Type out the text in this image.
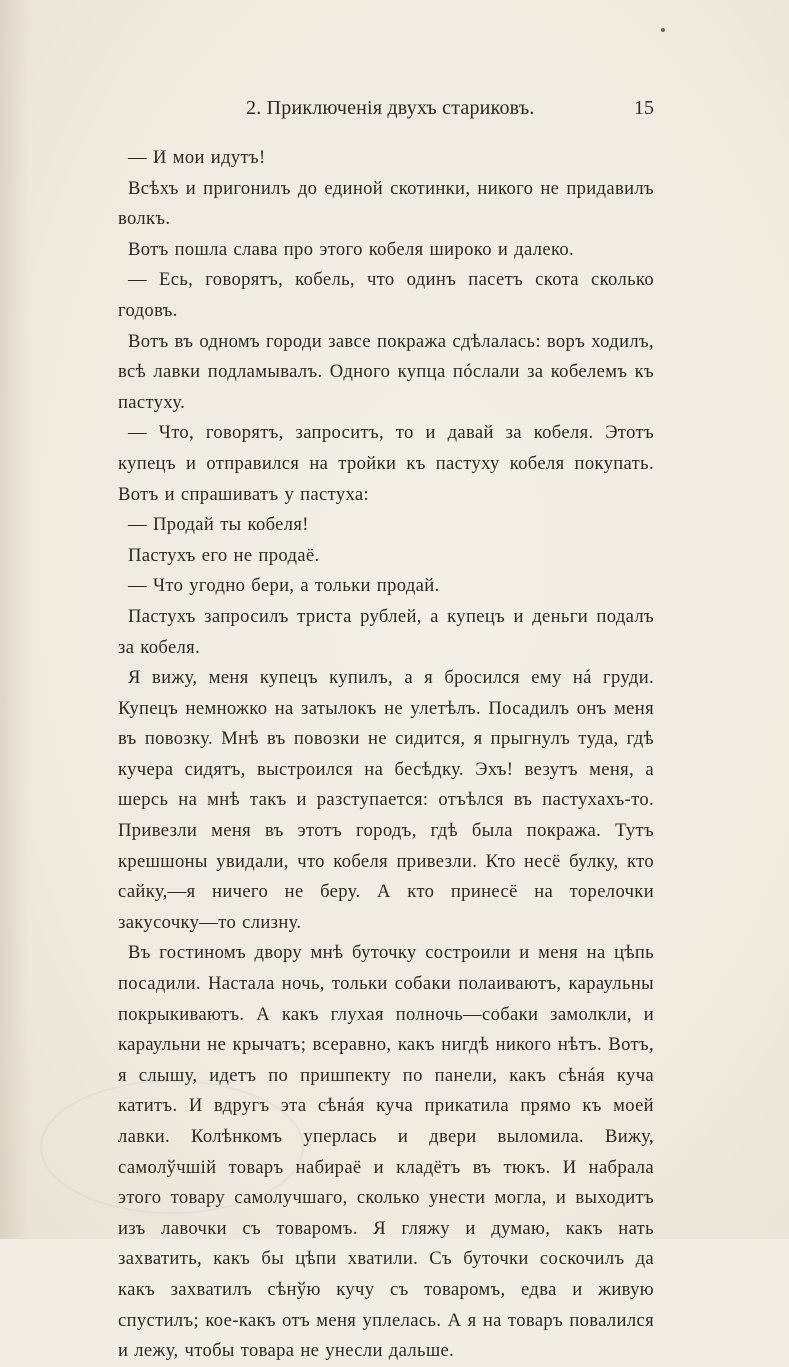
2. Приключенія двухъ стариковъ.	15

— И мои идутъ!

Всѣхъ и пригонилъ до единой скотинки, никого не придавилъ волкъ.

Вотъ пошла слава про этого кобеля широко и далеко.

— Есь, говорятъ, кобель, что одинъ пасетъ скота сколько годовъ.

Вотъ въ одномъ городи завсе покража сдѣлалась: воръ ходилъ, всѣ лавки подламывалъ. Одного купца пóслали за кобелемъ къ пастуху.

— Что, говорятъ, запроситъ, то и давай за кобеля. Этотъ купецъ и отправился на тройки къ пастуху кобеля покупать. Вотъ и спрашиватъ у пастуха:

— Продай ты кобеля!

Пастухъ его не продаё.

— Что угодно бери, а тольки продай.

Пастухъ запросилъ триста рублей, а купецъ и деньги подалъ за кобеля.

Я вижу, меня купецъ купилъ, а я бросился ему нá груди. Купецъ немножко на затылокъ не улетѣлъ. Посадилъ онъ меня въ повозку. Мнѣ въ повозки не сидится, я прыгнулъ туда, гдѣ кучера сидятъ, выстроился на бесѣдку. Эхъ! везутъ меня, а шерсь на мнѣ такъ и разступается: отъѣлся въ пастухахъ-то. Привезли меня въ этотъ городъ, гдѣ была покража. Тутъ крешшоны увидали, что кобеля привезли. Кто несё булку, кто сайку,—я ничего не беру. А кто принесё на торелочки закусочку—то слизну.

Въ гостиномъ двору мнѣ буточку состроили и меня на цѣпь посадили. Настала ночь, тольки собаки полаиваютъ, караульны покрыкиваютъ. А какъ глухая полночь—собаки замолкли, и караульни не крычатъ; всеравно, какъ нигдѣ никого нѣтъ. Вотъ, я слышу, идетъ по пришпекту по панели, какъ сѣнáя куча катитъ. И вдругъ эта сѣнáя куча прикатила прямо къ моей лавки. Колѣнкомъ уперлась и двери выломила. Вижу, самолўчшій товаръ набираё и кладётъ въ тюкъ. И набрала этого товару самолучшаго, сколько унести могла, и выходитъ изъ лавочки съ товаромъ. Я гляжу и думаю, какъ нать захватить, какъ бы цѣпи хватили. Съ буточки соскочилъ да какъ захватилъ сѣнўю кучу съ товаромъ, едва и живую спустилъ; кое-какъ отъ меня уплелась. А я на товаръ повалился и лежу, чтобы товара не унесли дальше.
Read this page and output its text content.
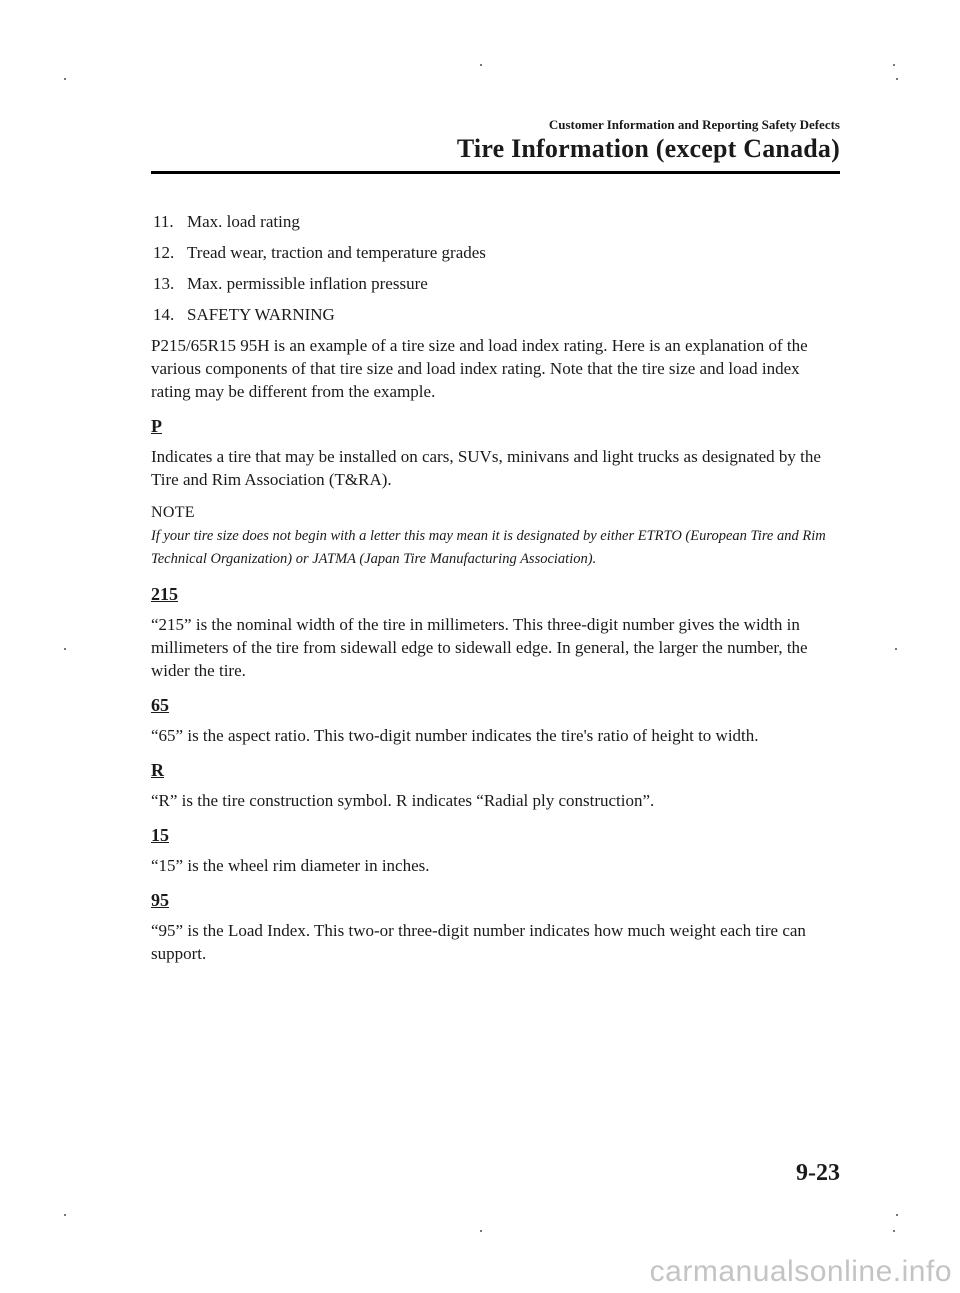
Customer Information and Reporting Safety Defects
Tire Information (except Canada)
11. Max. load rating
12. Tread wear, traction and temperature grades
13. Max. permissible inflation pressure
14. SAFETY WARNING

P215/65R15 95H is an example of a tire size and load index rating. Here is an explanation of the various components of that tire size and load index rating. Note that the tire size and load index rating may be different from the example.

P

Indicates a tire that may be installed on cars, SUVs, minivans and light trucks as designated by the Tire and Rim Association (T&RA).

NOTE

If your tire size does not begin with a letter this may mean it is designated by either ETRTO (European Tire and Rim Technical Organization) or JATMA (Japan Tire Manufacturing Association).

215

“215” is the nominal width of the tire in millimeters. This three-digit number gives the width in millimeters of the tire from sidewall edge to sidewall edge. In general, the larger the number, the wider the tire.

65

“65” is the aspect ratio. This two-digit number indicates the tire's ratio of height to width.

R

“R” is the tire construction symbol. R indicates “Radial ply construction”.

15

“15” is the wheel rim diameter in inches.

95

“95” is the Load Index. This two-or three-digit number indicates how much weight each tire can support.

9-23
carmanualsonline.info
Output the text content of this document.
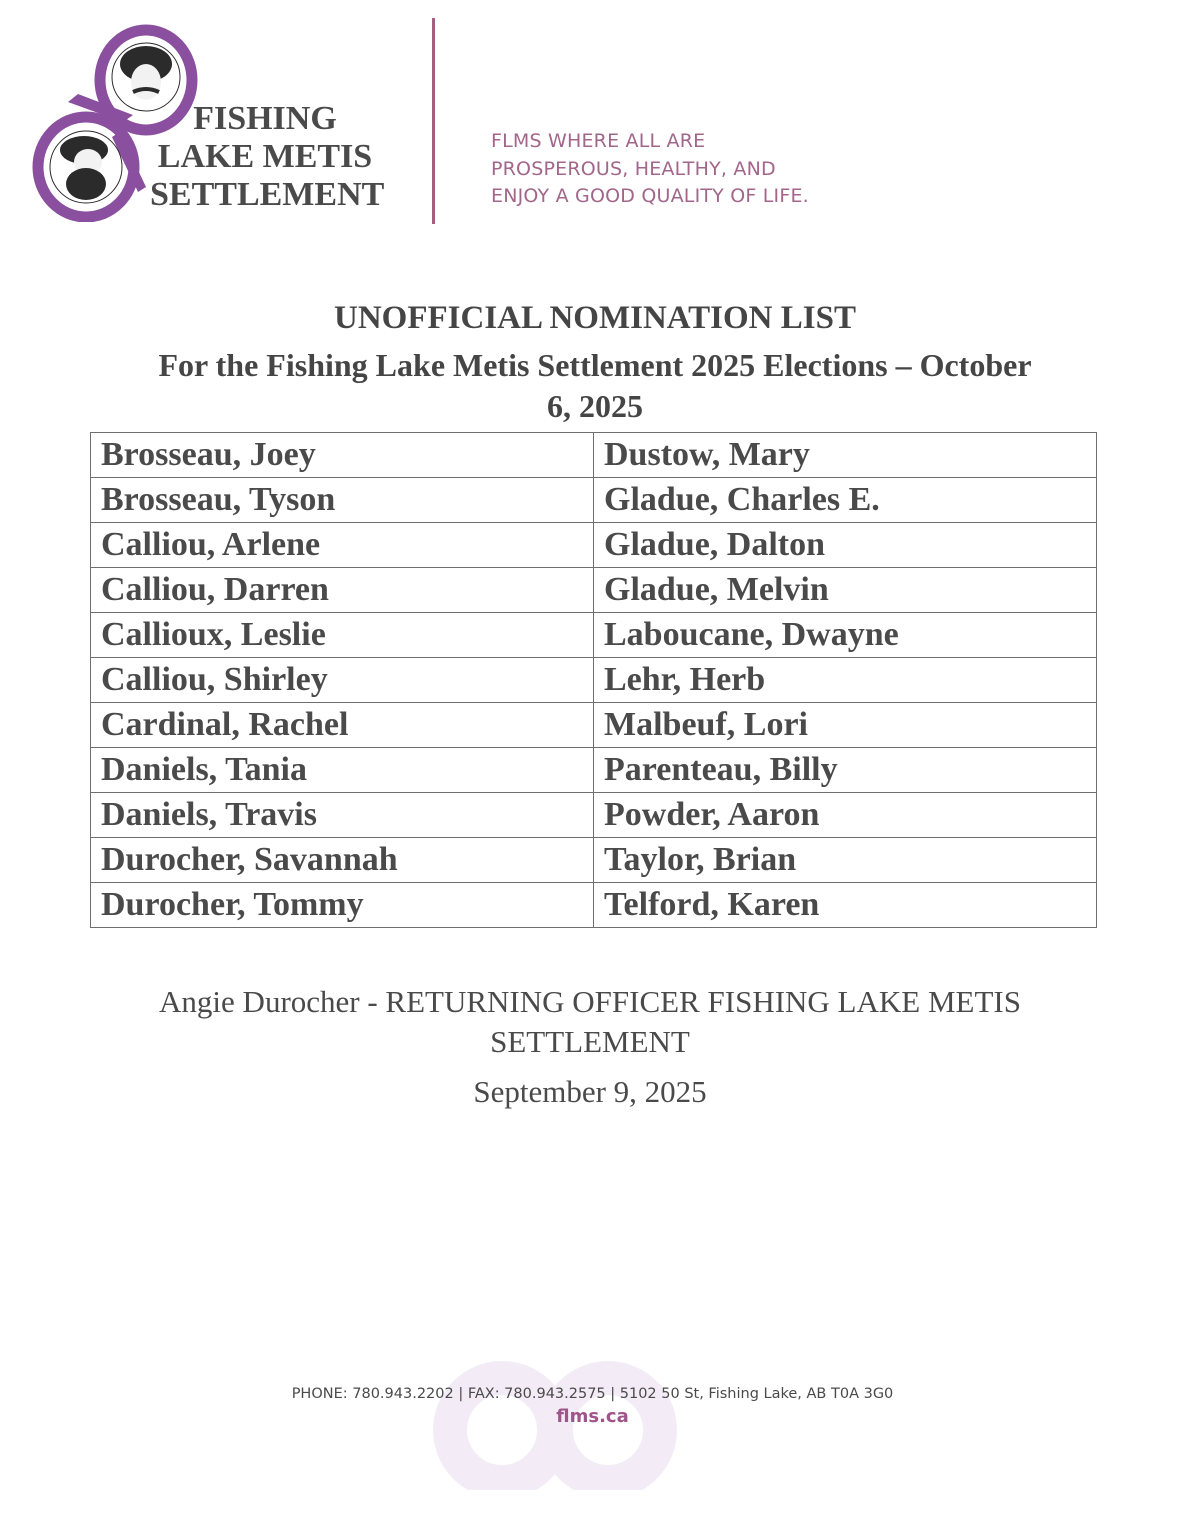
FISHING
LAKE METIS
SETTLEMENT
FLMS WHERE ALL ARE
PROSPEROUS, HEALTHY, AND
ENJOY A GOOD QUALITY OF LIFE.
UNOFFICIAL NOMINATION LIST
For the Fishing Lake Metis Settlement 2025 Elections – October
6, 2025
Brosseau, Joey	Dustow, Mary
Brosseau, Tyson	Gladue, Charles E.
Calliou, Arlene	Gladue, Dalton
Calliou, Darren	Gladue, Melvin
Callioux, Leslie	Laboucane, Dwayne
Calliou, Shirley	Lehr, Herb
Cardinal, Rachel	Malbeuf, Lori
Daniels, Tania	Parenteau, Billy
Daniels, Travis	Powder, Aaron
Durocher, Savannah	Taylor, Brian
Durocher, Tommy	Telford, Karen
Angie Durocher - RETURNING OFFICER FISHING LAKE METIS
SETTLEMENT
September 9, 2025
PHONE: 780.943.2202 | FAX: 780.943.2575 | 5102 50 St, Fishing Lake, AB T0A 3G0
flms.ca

================================

§ WRITTEN REQUEST
The lines above form a set of records; determine how many of them contain the string "сколько" and give that number alone.

§ REPLY
2